■ **Provided records**
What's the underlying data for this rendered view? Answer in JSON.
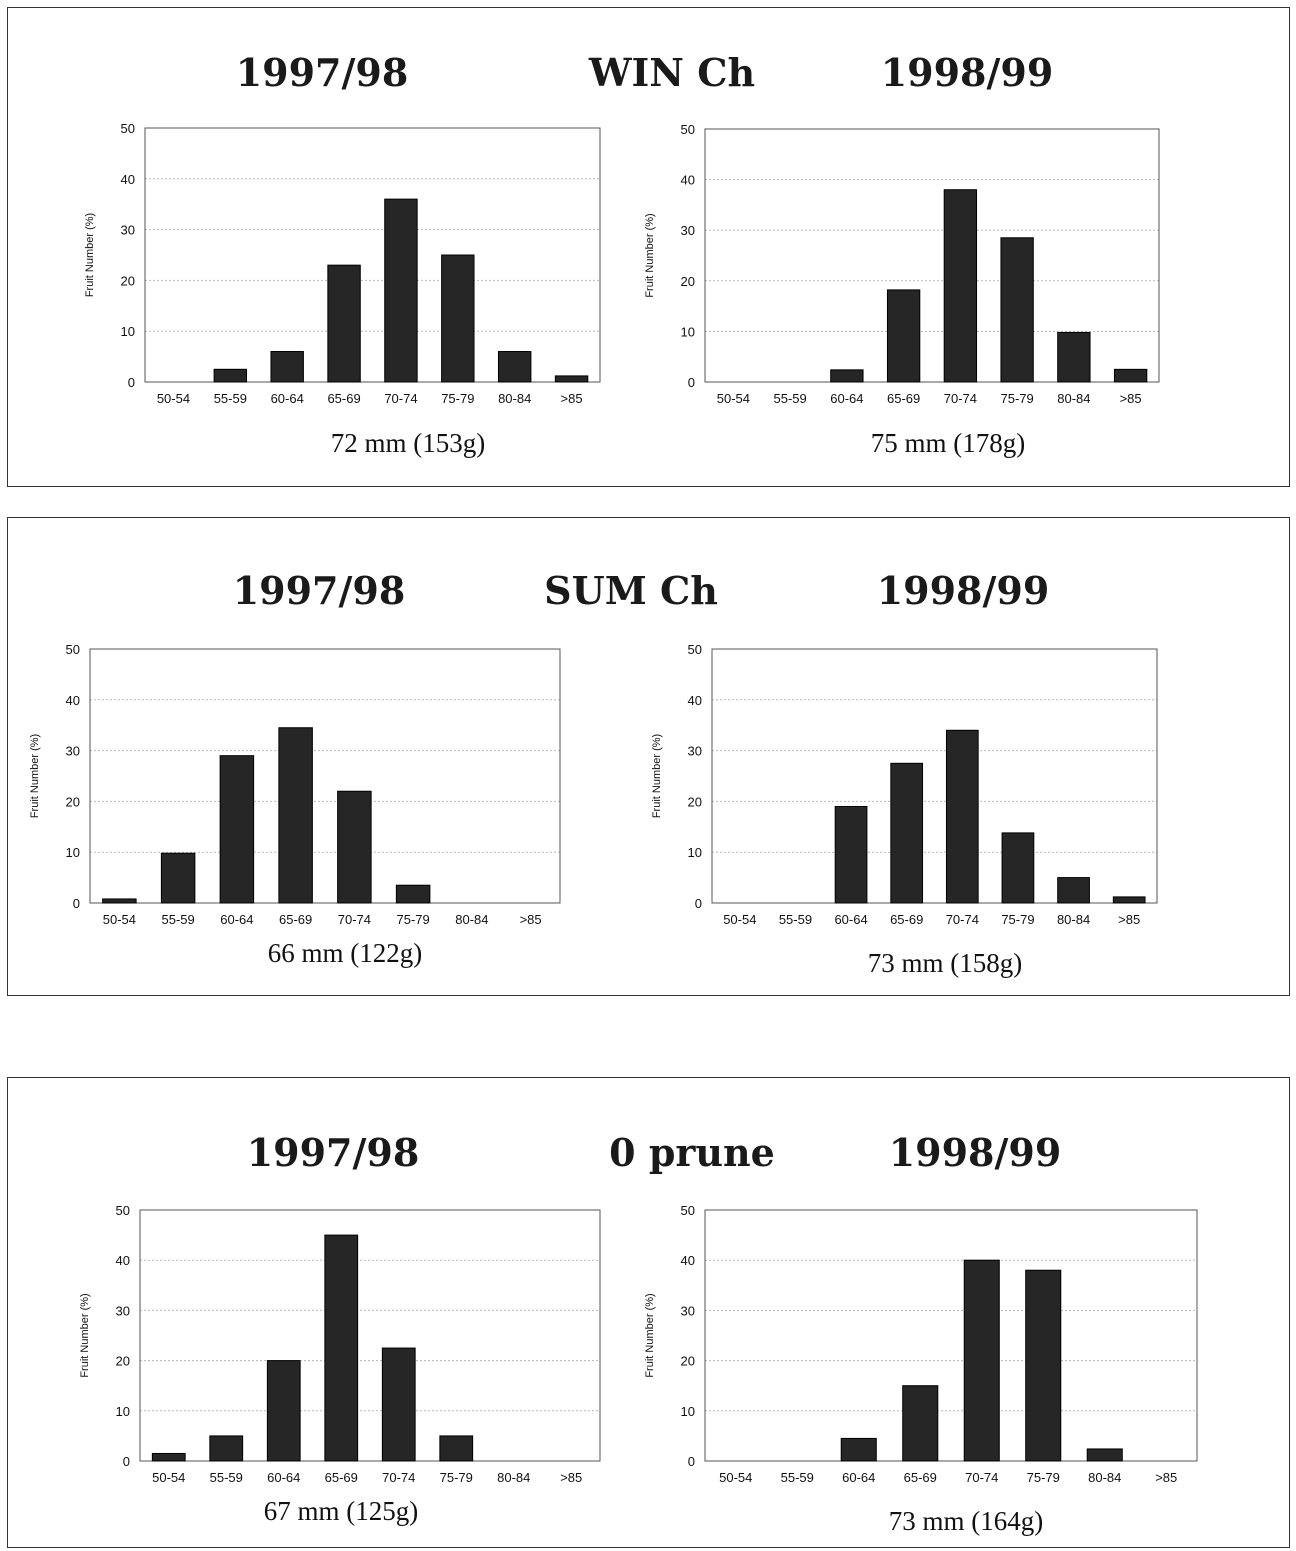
{
  "panels": [
    {
      "treatment": "WIN Ch",
      "chart_data": [
        {
          "type": "bar",
          "title": "1997/98",
          "ylabel": "Fruit Number (%)",
          "xlabel": "",
          "categories": [
            "50-54",
            "55-59",
            "60-64",
            "65-69",
            "70-74",
            "75-79",
            "80-84",
            ">85"
          ],
          "values": [
            0,
            2.5,
            6,
            23,
            36,
            25,
            6,
            1.2
          ],
          "ylim": [
            0,
            50
          ],
          "yticks": [
            "0",
            "10",
            "20",
            "30",
            "40",
            "50"
          ],
          "grid": true,
          "caption": "72 mm (153g)"
        },
        {
          "type": "bar",
          "title": "1998/99",
          "ylabel": "Fruit Number (%)",
          "xlabel": "",
          "categories": [
            "50-54",
            "55-59",
            "60-64",
            "65-69",
            "70-74",
            "75-79",
            "80-84",
            ">85"
          ],
          "values": [
            0,
            0,
            2.4,
            18.2,
            38,
            28.5,
            9.8,
            2.5
          ],
          "ylim": [
            0,
            50
          ],
          "yticks": [
            "0",
            "10",
            "20",
            "30",
            "40",
            "50"
          ],
          "grid": true,
          "caption": "75 mm (178g)"
        }
      ]
    },
    {
      "treatment": "SUM Ch",
      "chart_data": [
        {
          "type": "bar",
          "title": "1997/98",
          "ylabel": "Fruit Number (%)",
          "xlabel": "",
          "categories": [
            "50-54",
            "55-59",
            "60-64",
            "65-69",
            "70-74",
            "75-79",
            "80-84",
            ">85"
          ],
          "values": [
            0.8,
            9.8,
            29,
            34.5,
            22,
            3.5,
            0,
            0
          ],
          "ylim": [
            0,
            50
          ],
          "yticks": [
            "0",
            "10",
            "20",
            "30",
            "40",
            "50"
          ],
          "grid": true,
          "caption": "66 mm (122g)"
        },
        {
          "type": "bar",
          "title": "1998/99",
          "ylabel": "Fruit Number (%)",
          "xlabel": "",
          "categories": [
            "50-54",
            "55-59",
            "60-64",
            "65-69",
            "70-74",
            "75-79",
            "80-84",
            ">85"
          ],
          "values": [
            0,
            0,
            19,
            27.5,
            34,
            13.8,
            5,
            1.2
          ],
          "ylim": [
            0,
            50
          ],
          "yticks": [
            "0",
            "10",
            "20",
            "30",
            "40",
            "50"
          ],
          "grid": true,
          "caption": "73 mm (158g)"
        }
      ]
    },
    {
      "treatment": "0 prune",
      "chart_data": [
        {
          "type": "bar",
          "title": "1997/98",
          "ylabel": "Fruit Number (%)",
          "xlabel": "",
          "categories": [
            "50-54",
            "55-59",
            "60-64",
            "65-69",
            "70-74",
            "75-79",
            "80-84",
            ">85"
          ],
          "values": [
            1.5,
            5,
            20,
            45,
            22.5,
            5,
            0,
            0
          ],
          "ylim": [
            0,
            50
          ],
          "yticks": [
            "0",
            "10",
            "20",
            "30",
            "40",
            "50"
          ],
          "grid": true,
          "caption": "67 mm (125g)"
        },
        {
          "type": "bar",
          "title": "1998/99",
          "ylabel": "Fruit Number (%)",
          "xlabel": "",
          "categories": [
            "50-54",
            "55-59",
            "60-64",
            "65-69",
            "70-74",
            "75-79",
            "80-84",
            ">85"
          ],
          "values": [
            0,
            0,
            4.5,
            15,
            40,
            38,
            2.4,
            0
          ],
          "ylim": [
            0,
            50
          ],
          "yticks": [
            "0",
            "10",
            "20",
            "30",
            "40",
            "50"
          ],
          "grid": true,
          "caption": "73 mm (164g)"
        }
      ]
    }
  ]
}
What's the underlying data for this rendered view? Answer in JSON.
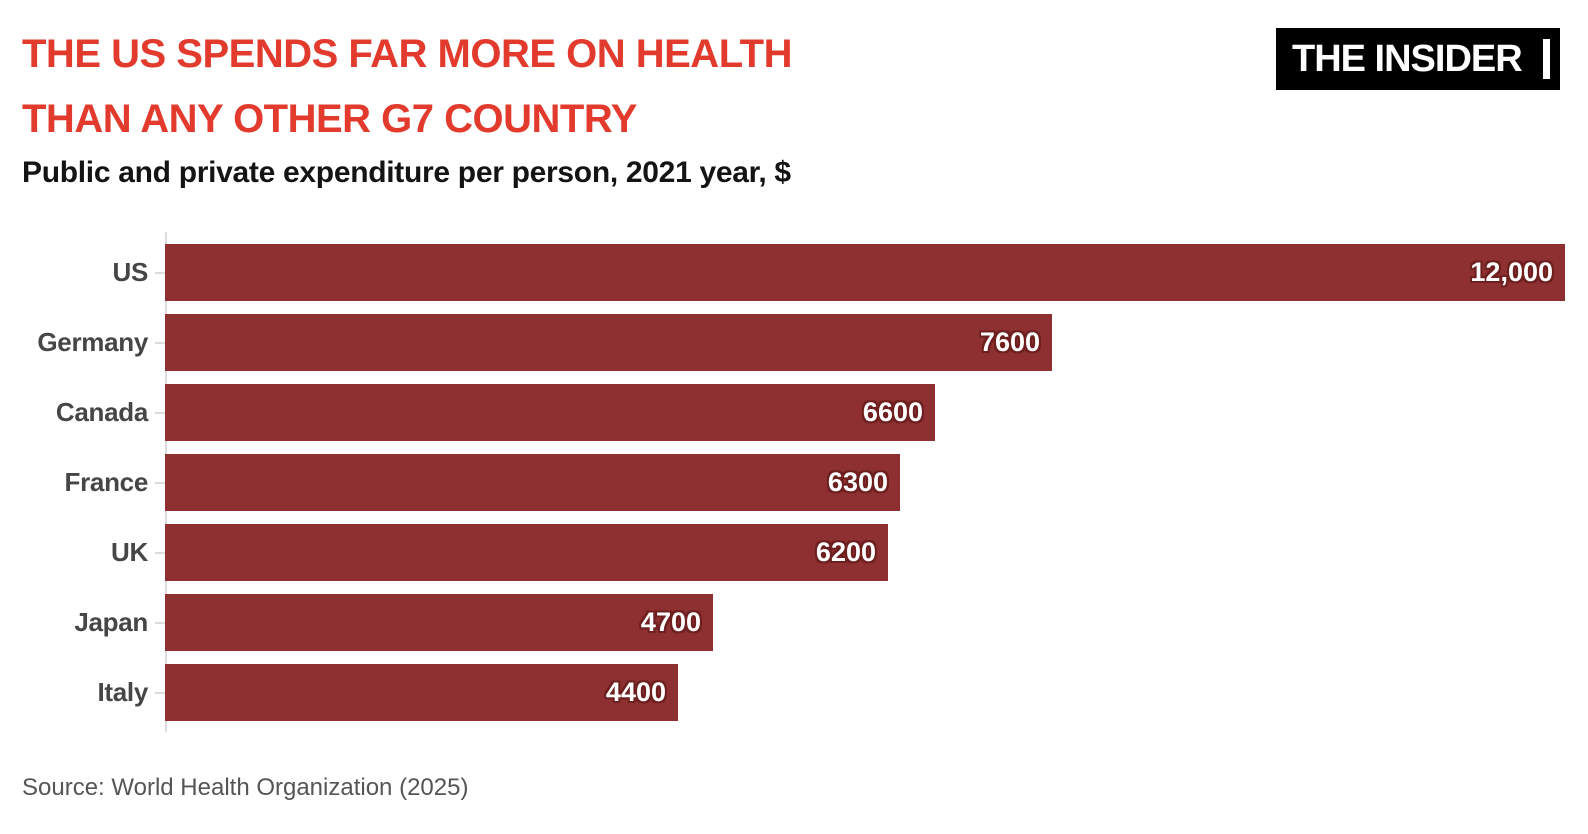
{
  "header": {
    "title_line1": "THE US SPENDS FAR MORE ON HEALTH",
    "title_line2": "THAN ANY OTHER G7 COUNTRY",
    "title_color": "#e23b2e",
    "subtitle": "Public and private expenditure per person, 2021 year, $"
  },
  "logo": {
    "text": "THE INSIDER",
    "bg_color": "#000000",
    "text_color": "#ffffff"
  },
  "chart_data": {
    "type": "bar",
    "orientation": "horizontal",
    "title": "THE US SPENDS FAR MORE ON HEALTH THAN ANY OTHER G7 COUNTRY",
    "subtitle": "Public and private expenditure per person, 2021 year, $",
    "categories": [
      "US",
      "Germany",
      "Canada",
      "France",
      "UK",
      "Japan",
      "Italy"
    ],
    "values": [
      12000,
      7600,
      6600,
      6300,
      6200,
      4700,
      4400
    ],
    "value_labels": [
      "12,000",
      "7600",
      "6600",
      "6300",
      "6200",
      "4700",
      "4400"
    ],
    "xlim": [
      0,
      12000
    ],
    "grid": false,
    "legend": false,
    "bar_color": "#8e3032",
    "value_halo_color": "#6e1f1f",
    "axis_color": "#dcdcdc",
    "category_label_color": "#464646"
  },
  "footer": {
    "source": "Source: World Health Organization (2025)"
  }
}
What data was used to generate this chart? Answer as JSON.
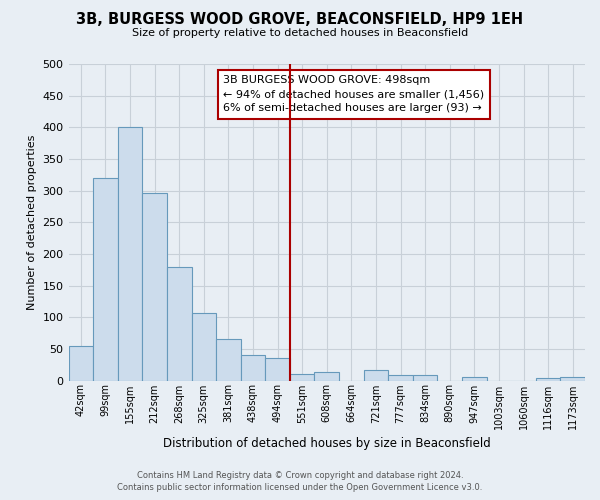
{
  "title": "3B, BURGESS WOOD GROVE, BEACONSFIELD, HP9 1EH",
  "subtitle": "Size of property relative to detached houses in Beaconsfield",
  "xlabel": "Distribution of detached houses by size in Beaconsfield",
  "ylabel": "Number of detached properties",
  "bar_color": "#ccdcec",
  "bar_edge_color": "#6699bb",
  "categories": [
    "42sqm",
    "99sqm",
    "155sqm",
    "212sqm",
    "268sqm",
    "325sqm",
    "381sqm",
    "438sqm",
    "494sqm",
    "551sqm",
    "608sqm",
    "664sqm",
    "721sqm",
    "777sqm",
    "834sqm",
    "890sqm",
    "947sqm",
    "1003sqm",
    "1060sqm",
    "1116sqm",
    "1173sqm"
  ],
  "values": [
    55,
    320,
    400,
    297,
    179,
    107,
    65,
    41,
    36,
    10,
    13,
    0,
    16,
    9,
    8,
    0,
    5,
    0,
    0,
    4,
    5
  ],
  "ylim": [
    0,
    500
  ],
  "yticks": [
    0,
    50,
    100,
    150,
    200,
    250,
    300,
    350,
    400,
    450,
    500
  ],
  "vline_x": 8.5,
  "vline_color": "#aa0000",
  "annotation_title": "3B BURGESS WOOD GROVE: 498sqm",
  "annotation_line1": "← 94% of detached houses are smaller (1,456)",
  "annotation_line2": "6% of semi-detached houses are larger (93) →",
  "annotation_box_color": "#ffffff",
  "annotation_box_edge": "#aa0000",
  "footer1": "Contains HM Land Registry data © Crown copyright and database right 2024.",
  "footer2": "Contains public sector information licensed under the Open Government Licence v3.0.",
  "background_color": "#e8eef4",
  "grid_color": "#c8d0d8",
  "plot_bg_color": "#e8eef4"
}
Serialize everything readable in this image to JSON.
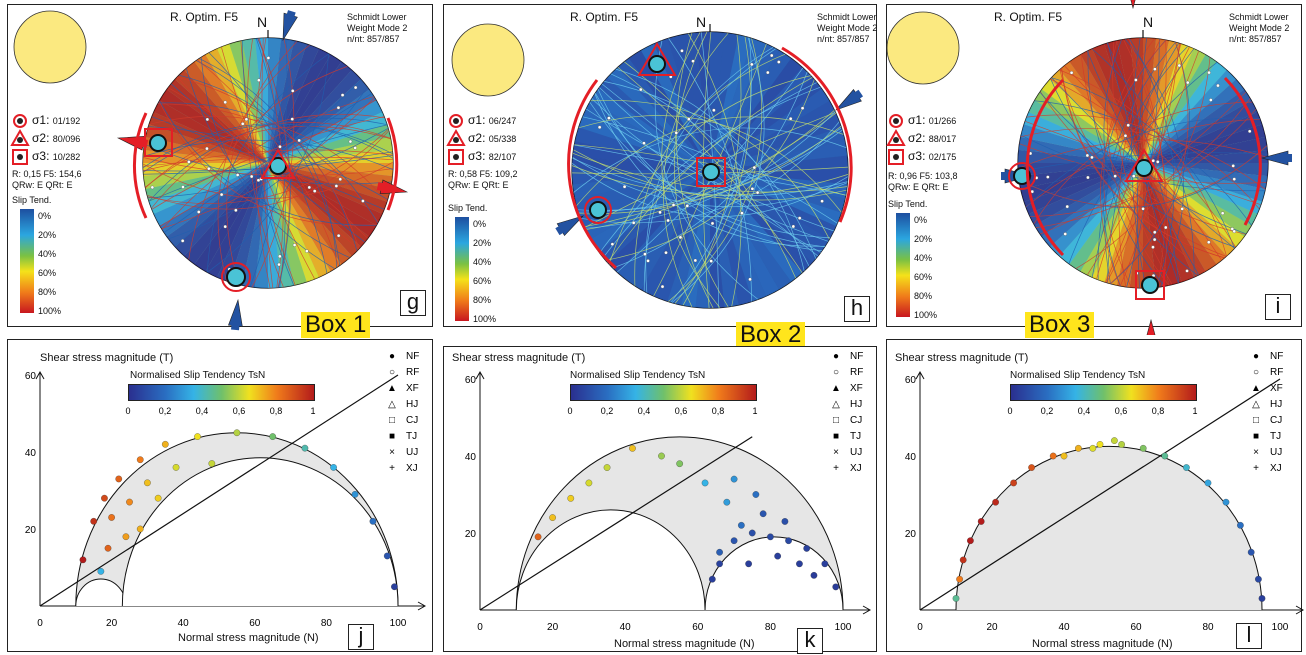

■ **Challenge**
Repeat the preceding records precisely, and leave every picture out of the copy.

■ **Exercise result**
What's the underlying data for this rendered view? Answer in JSON.
{
  "panels": [
    {
      "treatment": "WIN Ch",
      "chart_data": [
        {
          "type": "bar",
          "title": "1997/98",
          "ylabel": "Fruit Number (%)",
          "xlabel": "",
          "categories": [
            "50-54",
            "55-59",
            "60-64",
            "65-69",
            "70-74",
            "75-79",
            "80-84",
            ">85"
          ],
          "values": [
            0,
            2.5,
            6,
            23,
            36,
            25,
            6,
            1.2
          ],
          "ylim": [
            0,
            50
          ],
          "yticks": [
            "0",
            "10",
            "20",
            "30",
            "40",
            "50"
          ],
          "grid": true,
          "caption": "72 mm (153g)"
        },
        {
          "type": "bar",
          "title": "1998/99",
          "ylabel": "Fruit Number (%)",
          "xlabel": "",
          "categories": [
            "50-54",
            "55-59",
            "60-64",
            "65-69",
            "70-74",
            "75-79",
            "80-84",
            ">85"
          ],
          "values": [
            0,
            0,
            2.4,
            18.2,
            38,
            28.5,
            9.8,
            2.5
          ],
          "ylim": [
            0,
            50
          ],
          "yticks": [
            "0",
            "10",
            "20",
            "30",
            "40",
            "50"
          ],
          "grid": true,
          "caption": "75 mm (178g)"
        }
      ]
    },
    {
      "treatment": "SUM Ch",
      "chart_data": [
        {
          "type": "bar",
          "title": "1997/98",
          "ylabel": "Fruit Number (%)",
          "xlabel": "",
          "categories": [
            "50-54",
            "55-59",
            "60-64",
            "65-69",
            "70-74",
            "75-79",
            "80-84",
            ">85"
          ],
          "values": [
            0.8,
            9.8,
            29,
            34.5,
            22,
            3.5,
            0,
            0
          ],
          "ylim": [
            0,
            50
          ],
          "yticks": [
            "0",
            "10",
            "20",
            "30",
            "40",
            "50"
          ],
          "grid": true,
          "caption": "66 mm (122g)"
        },
        {
          "type": "bar",
          "title": "1998/99",
          "ylabel": "Fruit Number (%)",
          "xlabel": "",
          "categories": [
            "50-54",
            "55-59",
            "60-64",
            "65-69",
            "70-74",
            "75-79",
            "80-84",
            ">85"
          ],
          "values": [
            0,
            0,
            19,
            27.5,
            34,
            13.8,
            5,
            1.2
          ],
          "ylim": [
            0,
            50
          ],
          "yticks": [
            "0",
            "10",
            "20",
            "30",
            "40",
            "50"
          ],
          "grid": true,
          "caption": "73 mm (158g)"
        }
      ]
    },
    {
      "treatment": "0 prune",
      "chart_data": [
        {
          "type": "bar",
          "title": "1997/98",
          "ylabel": "Fruit Number (%)",
          "xlabel": "",
          "categories": [
            "50-54",
            "55-59",
            "60-64",
            "65-69",
            "70-74",
            "75-79",
            "80-84",
            ">85"
          ],
          "values": [
            1.5,
            5,
            20,
            45,
            22.5,
            5,
            0,
            0
          ],
          "ylim": [
            0,
            50
          ],
          "yticks": [
            "0",
            "10",
            "20",
            "30",
            "40",
            "50"
          ],
          "grid": true,
          "caption": "67 mm (125g)"
        },
        {
          "type": "bar",
          "title": "1998/99",
          "ylabel": "Fruit Number (%)",
          "xlabel": "",
          "categories": [
            "50-54",
            "55-59",
            "60-64",
            "65-69",
            "70-74",
            "75-79",
            "80-84",
            ">85"
          ],
          "values": [
            0,
            0,
            4.5,
            15,
            40,
            38,
            2.4,
            0
          ],
          "ylim": [
            0,
            50
          ],
          "yticks": [
            "0",
            "10",
            "20",
            "30",
            "40",
            "50"
          ],
          "grid": true,
          "caption": "73 mm (164g)"
        }
      ]
    }
  ]
}
What's the underlying data for this rendered view? Answer in JSON.
{
  "header": {
    "title_line1": "THE US SPENDS FAR MORE ON HEALTH",
    "title_line2": "THAN ANY OTHER G7 COUNTRY",
    "title_color": "#e23b2e",
    "subtitle": "Public and private expenditure per person, 2021 year, $"
  },
  "logo": {
    "text": "THE INSIDER",
    "bg_color": "#000000",
    "text_color": "#ffffff"
  },
  "chart_data": {
    "type": "bar",
    "orientation": "horizontal",
    "title": "THE US SPENDS FAR MORE ON HEALTH THAN ANY OTHER G7 COUNTRY",
    "subtitle": "Public and private expenditure per person, 2021 year, $",
    "categories": [
      "US",
      "Germany",
      "Canada",
      "France",
      "UK",
      "Japan",
      "Italy"
    ],
    "values": [
      12000,
      7600,
      6600,
      6300,
      6200,
      4700,
      4400
    ],
    "value_labels": [
      "12,000",
      "7600",
      "6600",
      "6300",
      "6200",
      "4700",
      "4400"
    ],
    "xlim": [
      0,
      12000
    ],
    "grid": false,
    "legend": false,
    "bar_color": "#8e3032",
    "value_halo_color": "#6e1f1f",
    "axis_color": "#dcdcdc",
    "category_label_color": "#464646"
  },
  "footer": {
    "source": "Source: World Health Organization (2025)"
  }
}
What data was used to generate this chart? Answer as JSON.
{
  "title": "3B, BURGESS WOOD GROVE, BEACONSFIELD, HP9 1EH",
  "subtitle": "Size of property relative to detached houses in Beaconsfield",
  "xlabel": "Distribution of detached houses by size in Beaconsfield",
  "ylabel": "Number of detached properties",
  "bar_color": "#ccdcec",
  "bar_edge_color": "#6699bb",
  "categories": [
    "42sqm",
    "99sqm",
    "155sqm",
    "212sqm",
    "268sqm",
    "325sqm",
    "381sqm",
    "438sqm",
    "494sqm",
    "551sqm",
    "608sqm",
    "664sqm",
    "721sqm",
    "777sqm",
    "834sqm",
    "890sqm",
    "947sqm",
    "1003sqm",
    "1060sqm",
    "1116sqm",
    "1173sqm"
  ],
  "values": [
    55,
    320,
    400,
    297,
    179,
    107,
    65,
    41,
    36,
    10,
    13,
    0,
    16,
    9,
    8,
    0,
    5,
    0,
    0,
    4,
    5
  ],
  "ylim": [
    0,
    500
  ],
  "yticks": [
    0,
    50,
    100,
    150,
    200,
    250,
    300,
    350,
    400,
    450,
    500
  ],
  "vline_x": 8.5,
  "vline_color": "#aa0000",
  "annotation_title": "3B BURGESS WOOD GROVE: 498sqm",
  "annotation_line1": "← 94% of detached houses are smaller (1,456)",
  "annotation_line2": "6% of semi-detached houses are larger (93) →",
  "annotation_box_color": "#ffffff",
  "annotation_box_edge": "#aa0000",
  "footer1": "Contains HM Land Registry data © Crown copyright and database right 2024.",
  "footer2": "Contains public sector information licensed under the Open Government Licence v3.0.",
  "background_color": "#e8eef4",
  "grid_color": "#c8d0d8",
  "plot_bg_color": "#e8eef4"
}
Serialize everything readable in this image to JSON.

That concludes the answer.